Written instruction:
Determine which lines contain the word "input", then copy those lines.

Dataset content:
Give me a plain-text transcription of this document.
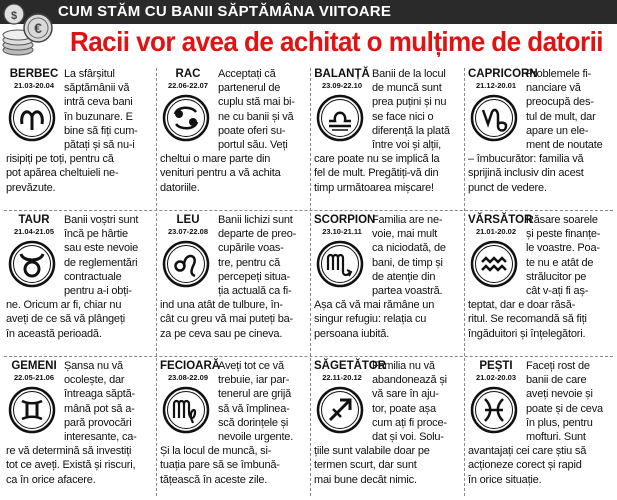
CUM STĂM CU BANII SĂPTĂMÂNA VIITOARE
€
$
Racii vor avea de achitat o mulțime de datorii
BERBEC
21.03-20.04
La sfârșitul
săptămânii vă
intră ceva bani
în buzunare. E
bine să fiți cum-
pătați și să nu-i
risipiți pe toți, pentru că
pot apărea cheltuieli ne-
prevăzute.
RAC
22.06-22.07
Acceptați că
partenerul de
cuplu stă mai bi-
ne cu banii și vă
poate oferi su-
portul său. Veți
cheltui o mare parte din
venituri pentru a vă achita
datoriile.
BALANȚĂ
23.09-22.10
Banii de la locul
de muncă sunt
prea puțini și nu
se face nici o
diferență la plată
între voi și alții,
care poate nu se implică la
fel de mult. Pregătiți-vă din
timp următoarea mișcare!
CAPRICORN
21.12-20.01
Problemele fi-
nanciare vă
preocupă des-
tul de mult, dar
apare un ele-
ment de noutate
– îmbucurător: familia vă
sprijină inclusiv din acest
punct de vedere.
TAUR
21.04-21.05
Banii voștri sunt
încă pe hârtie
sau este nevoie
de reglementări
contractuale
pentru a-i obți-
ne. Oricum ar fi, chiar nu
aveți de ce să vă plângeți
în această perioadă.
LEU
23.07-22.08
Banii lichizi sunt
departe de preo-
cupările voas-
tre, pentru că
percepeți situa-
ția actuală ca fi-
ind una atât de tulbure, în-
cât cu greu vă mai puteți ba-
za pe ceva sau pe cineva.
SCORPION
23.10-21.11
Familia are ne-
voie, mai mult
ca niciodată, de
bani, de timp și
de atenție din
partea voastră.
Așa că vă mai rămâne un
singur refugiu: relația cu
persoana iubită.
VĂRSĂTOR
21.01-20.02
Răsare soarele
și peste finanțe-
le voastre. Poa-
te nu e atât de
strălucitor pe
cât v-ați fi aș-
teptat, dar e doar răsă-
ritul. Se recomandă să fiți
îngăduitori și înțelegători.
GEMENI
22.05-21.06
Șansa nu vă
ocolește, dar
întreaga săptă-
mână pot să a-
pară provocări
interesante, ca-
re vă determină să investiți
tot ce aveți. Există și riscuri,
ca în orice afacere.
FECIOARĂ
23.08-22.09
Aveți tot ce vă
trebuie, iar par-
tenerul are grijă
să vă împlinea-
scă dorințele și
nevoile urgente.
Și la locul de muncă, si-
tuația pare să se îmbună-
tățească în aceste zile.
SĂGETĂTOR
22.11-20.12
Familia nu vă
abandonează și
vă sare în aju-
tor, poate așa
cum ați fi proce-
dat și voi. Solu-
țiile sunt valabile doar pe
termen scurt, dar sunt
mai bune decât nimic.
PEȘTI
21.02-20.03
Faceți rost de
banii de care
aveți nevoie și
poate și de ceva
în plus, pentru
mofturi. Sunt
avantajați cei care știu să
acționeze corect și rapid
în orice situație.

--

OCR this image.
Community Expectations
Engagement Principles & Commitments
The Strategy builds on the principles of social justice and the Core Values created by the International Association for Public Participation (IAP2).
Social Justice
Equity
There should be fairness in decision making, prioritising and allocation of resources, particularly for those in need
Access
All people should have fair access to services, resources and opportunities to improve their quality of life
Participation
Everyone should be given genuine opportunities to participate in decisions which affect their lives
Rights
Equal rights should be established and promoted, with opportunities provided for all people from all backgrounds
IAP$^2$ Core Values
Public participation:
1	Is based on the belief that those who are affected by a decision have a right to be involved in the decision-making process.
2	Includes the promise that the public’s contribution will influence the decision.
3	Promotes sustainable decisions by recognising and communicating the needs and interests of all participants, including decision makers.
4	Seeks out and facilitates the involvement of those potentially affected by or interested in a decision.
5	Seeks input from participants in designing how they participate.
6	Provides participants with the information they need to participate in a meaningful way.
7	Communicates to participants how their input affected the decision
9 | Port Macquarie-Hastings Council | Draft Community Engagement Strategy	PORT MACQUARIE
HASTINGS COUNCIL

Output for this exercise:
5	Seeks input from participants in designing how they participate.
7	Communicates to participants how their input affected the decision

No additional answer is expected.